**Instruction:**
Tell how many lines carry the word "partez"; the reply is the number and nothing else.
[begin Given data]
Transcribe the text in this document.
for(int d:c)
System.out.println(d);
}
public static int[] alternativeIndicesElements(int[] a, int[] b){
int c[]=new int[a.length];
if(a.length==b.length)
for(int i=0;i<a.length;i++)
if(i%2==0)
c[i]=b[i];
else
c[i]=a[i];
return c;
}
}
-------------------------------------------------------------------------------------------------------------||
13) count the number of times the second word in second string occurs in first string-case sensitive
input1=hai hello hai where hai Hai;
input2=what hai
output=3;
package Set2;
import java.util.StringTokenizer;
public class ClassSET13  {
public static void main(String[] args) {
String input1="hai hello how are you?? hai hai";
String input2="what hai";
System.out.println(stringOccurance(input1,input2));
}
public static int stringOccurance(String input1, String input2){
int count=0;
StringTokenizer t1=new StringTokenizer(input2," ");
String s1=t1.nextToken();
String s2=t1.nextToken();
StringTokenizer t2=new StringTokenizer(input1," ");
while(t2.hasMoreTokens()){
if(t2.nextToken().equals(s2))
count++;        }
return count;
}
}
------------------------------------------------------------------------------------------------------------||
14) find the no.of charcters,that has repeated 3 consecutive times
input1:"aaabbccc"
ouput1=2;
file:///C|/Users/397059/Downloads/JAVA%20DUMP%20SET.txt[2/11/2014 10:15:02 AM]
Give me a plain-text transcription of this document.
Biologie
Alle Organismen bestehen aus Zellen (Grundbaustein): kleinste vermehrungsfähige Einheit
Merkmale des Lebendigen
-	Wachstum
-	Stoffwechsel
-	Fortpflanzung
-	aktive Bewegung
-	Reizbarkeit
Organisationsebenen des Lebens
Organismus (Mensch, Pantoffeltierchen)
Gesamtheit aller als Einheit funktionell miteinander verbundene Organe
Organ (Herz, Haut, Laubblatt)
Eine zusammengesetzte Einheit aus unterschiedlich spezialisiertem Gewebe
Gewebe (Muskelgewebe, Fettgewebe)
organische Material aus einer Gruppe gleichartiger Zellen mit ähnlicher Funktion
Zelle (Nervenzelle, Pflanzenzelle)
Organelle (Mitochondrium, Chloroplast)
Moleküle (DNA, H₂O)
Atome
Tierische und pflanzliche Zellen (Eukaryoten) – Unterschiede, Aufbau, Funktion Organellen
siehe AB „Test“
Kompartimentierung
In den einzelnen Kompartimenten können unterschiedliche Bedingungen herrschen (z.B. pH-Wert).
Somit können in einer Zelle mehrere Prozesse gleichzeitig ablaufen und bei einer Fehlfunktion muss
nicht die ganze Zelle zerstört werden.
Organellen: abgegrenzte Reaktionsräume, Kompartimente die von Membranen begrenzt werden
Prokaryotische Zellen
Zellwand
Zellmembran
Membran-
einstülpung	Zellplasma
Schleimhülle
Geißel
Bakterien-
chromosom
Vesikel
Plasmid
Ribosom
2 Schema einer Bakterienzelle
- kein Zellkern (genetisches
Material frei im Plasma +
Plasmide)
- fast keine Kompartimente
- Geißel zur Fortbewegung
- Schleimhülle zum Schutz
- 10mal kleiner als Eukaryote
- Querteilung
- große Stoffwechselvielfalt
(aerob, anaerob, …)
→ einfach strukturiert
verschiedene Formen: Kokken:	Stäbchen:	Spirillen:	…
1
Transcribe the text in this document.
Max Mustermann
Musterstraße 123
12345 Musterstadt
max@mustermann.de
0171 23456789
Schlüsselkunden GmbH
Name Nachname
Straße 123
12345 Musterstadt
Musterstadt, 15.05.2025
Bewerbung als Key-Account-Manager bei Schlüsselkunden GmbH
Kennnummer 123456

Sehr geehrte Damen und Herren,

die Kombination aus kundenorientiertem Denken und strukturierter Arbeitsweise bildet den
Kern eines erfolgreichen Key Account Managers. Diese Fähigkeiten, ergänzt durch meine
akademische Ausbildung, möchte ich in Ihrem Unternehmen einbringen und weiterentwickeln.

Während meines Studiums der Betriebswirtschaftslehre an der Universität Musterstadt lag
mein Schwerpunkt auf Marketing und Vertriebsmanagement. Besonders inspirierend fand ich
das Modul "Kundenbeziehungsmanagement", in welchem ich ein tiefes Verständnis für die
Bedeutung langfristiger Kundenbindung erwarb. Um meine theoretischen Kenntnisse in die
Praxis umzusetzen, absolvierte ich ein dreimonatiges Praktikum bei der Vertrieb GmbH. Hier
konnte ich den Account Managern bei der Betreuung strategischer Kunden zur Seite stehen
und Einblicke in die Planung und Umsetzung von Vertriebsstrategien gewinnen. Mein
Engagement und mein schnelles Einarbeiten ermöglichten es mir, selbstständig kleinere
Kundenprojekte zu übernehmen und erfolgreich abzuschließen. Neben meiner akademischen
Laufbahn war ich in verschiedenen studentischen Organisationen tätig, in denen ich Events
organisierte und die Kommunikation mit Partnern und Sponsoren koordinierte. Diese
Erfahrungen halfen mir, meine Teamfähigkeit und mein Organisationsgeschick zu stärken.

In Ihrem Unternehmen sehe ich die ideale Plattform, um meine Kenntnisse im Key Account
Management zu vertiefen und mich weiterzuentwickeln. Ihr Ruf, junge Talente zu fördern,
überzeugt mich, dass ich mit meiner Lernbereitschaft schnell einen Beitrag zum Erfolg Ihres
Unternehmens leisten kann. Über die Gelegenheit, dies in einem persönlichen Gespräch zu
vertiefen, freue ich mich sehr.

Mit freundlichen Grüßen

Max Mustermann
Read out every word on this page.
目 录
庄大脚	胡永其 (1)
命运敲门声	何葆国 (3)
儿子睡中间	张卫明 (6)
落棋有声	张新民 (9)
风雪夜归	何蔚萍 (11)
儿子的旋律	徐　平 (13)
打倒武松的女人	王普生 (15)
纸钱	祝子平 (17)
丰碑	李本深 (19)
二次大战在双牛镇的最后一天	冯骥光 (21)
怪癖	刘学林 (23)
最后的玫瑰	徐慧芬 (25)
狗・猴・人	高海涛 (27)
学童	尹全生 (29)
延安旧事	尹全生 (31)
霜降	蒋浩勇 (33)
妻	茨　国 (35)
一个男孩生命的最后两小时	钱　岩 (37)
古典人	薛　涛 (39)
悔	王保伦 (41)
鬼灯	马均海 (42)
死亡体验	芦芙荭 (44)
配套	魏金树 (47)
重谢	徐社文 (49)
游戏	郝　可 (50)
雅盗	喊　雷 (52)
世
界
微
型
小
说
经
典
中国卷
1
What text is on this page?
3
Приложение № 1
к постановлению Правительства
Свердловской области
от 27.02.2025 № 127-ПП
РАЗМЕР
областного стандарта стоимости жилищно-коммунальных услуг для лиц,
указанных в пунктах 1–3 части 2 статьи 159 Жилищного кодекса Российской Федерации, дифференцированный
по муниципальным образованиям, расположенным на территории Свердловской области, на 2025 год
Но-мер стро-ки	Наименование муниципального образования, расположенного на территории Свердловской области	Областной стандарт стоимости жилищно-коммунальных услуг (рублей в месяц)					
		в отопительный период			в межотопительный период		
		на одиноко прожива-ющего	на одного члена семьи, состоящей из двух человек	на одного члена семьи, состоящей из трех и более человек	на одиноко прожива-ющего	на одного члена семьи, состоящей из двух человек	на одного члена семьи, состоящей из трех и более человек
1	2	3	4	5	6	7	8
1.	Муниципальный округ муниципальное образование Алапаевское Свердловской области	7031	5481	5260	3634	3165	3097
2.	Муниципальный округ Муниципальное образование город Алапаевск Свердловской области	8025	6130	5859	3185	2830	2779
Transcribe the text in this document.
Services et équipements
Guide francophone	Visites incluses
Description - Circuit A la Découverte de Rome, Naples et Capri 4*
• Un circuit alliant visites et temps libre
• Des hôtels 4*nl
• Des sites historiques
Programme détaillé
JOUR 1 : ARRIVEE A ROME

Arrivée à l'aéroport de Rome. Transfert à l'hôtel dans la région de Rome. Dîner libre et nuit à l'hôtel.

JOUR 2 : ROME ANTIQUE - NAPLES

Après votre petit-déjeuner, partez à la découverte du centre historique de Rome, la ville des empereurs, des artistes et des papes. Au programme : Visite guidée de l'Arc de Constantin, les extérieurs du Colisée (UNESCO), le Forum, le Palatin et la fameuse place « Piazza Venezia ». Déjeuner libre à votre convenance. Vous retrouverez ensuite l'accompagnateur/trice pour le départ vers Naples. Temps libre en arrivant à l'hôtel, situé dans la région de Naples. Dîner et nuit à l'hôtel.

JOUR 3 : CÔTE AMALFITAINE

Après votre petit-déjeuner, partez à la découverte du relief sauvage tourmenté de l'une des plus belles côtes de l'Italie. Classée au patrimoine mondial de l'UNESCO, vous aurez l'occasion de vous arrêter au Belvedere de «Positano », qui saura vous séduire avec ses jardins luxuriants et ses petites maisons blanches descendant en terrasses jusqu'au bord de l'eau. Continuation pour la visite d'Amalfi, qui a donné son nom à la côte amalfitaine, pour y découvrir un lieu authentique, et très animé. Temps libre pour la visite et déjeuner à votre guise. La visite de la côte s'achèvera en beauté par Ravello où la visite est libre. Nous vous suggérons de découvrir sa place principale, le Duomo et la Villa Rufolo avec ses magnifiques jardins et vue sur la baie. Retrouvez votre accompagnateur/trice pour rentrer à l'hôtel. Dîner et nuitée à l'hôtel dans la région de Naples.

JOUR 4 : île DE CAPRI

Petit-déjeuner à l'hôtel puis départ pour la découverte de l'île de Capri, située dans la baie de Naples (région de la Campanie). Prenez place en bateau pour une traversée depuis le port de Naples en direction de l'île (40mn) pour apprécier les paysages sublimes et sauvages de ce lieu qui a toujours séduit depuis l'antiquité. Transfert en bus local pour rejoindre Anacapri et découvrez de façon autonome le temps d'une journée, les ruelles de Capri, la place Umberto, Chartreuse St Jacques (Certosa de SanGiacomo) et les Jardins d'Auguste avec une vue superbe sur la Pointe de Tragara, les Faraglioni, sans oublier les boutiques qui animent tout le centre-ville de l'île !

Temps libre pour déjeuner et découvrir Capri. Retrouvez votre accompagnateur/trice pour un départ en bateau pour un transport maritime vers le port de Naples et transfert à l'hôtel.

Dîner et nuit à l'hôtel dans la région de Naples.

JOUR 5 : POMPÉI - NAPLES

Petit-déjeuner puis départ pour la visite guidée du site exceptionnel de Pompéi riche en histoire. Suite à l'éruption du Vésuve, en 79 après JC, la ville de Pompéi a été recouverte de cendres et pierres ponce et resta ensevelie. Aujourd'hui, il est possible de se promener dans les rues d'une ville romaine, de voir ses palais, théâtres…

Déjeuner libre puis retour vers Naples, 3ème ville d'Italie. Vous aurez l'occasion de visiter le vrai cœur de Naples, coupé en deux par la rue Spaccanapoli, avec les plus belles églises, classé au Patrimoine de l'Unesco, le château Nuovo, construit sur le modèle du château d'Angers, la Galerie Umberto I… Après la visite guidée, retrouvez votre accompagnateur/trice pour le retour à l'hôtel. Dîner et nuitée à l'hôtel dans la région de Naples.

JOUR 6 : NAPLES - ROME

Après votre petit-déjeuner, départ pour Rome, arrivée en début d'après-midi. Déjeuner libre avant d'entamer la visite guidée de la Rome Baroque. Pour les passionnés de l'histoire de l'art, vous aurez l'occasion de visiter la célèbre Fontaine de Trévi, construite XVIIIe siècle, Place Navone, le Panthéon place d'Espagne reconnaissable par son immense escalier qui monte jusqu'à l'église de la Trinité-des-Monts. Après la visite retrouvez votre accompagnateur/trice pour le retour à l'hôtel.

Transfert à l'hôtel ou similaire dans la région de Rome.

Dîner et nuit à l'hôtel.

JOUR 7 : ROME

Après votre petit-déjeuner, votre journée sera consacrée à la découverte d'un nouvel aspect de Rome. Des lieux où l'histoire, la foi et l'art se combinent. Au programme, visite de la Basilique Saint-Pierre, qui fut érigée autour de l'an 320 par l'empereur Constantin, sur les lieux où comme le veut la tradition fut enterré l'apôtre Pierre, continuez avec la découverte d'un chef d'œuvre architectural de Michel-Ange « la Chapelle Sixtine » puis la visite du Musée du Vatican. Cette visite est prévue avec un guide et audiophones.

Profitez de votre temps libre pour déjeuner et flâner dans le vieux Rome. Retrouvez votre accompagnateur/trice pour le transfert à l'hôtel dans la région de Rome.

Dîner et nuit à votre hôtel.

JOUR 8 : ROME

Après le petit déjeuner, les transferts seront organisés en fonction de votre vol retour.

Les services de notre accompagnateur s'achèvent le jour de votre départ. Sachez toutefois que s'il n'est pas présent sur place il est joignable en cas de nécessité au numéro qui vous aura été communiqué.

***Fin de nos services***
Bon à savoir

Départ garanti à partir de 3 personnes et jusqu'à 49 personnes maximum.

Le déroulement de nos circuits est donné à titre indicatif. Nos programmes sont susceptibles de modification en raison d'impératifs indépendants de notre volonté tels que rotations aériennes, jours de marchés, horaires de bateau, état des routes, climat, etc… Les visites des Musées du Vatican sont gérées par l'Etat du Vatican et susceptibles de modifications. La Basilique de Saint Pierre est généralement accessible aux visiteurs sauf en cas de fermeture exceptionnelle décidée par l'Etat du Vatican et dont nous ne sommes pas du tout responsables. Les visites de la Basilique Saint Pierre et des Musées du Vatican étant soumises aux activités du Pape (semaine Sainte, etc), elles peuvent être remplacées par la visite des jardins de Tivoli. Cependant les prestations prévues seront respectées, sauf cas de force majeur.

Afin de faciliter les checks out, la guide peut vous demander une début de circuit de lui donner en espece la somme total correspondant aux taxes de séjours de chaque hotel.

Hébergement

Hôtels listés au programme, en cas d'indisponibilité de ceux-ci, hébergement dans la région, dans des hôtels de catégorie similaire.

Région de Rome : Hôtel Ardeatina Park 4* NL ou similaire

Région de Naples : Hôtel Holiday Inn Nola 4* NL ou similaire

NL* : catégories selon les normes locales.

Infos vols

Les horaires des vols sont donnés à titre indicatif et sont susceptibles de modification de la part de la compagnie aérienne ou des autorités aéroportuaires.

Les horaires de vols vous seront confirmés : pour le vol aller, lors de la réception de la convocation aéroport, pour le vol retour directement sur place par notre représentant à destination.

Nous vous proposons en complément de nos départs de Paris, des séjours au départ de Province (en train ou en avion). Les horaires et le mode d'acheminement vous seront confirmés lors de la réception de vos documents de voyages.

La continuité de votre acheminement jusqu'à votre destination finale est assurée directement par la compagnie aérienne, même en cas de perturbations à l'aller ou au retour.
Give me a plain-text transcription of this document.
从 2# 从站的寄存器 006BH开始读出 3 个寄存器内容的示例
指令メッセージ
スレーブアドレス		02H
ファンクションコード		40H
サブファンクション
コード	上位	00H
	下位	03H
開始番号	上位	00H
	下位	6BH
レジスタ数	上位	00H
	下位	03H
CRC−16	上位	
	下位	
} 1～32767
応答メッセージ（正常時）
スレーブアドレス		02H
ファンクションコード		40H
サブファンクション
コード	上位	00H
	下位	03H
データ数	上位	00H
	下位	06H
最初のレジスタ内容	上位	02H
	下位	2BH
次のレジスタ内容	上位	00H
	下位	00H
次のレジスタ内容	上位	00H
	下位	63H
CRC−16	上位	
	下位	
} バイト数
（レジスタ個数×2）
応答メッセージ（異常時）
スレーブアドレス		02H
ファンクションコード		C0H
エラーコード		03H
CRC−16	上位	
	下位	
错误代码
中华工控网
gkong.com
[end Given data]
**Solution to this problem:**
2